## [Exercise]
Make an exact copy of all the material below, apart from the pictures.

=== Materials provided ===

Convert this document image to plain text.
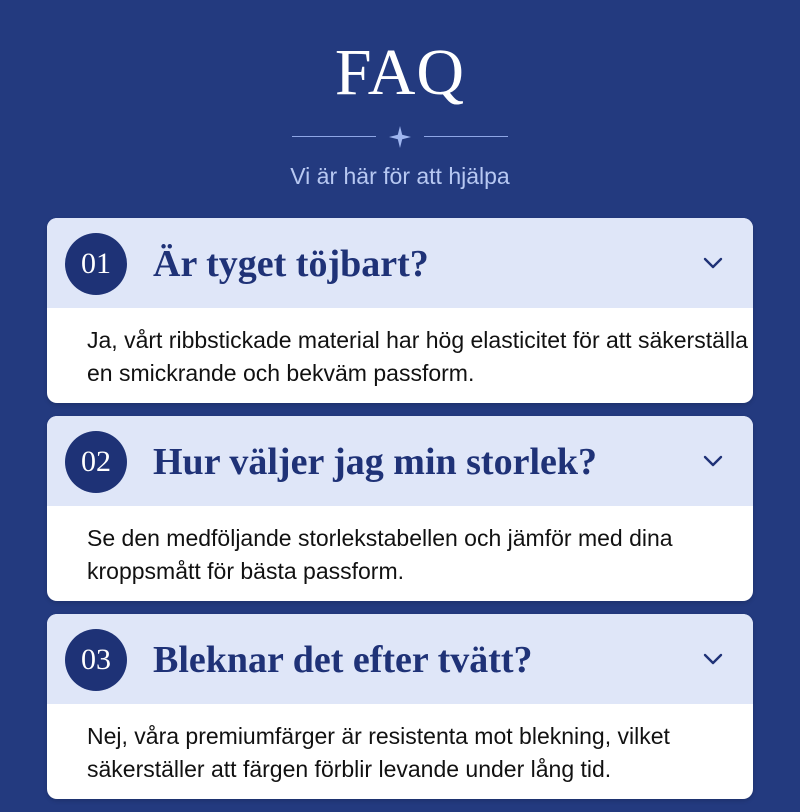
FAQ
Vi är här för att hjälpa
01	Är tyget töjbart?
Ja, vårt ribbstickade material har hög elasticitet för att säkerställa en smickrande och bekväm passform.
02	Hur väljer jag min storlek?
Se den medföljande storlekstabellen och jämför med dina kroppsmått för bästa passform.
03	Bleknar det efter tvätt?
Nej, våra premiumfärger är resistenta mot blekning, vilket säkerställer att färgen förblir levande under lång tid.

===

## [Response]
Convert this document image to plain text.
FAQ
Vi är här för att hjälpa
01	Är tyget töjbart?
Ja, vårt ribbstickade material har hög elasticitet för att säkerställa en smickrande och bekväm passform.
02	Hur väljer jag min storlek?
Se den medföljande storlekstabellen och jämför med dina kroppsmått för bästa passform.
03	Bleknar det efter tvätt?
Nej, våra premiumfärger är resistenta mot blekning, vilket säkerställer att färgen förblir levande under lång tid.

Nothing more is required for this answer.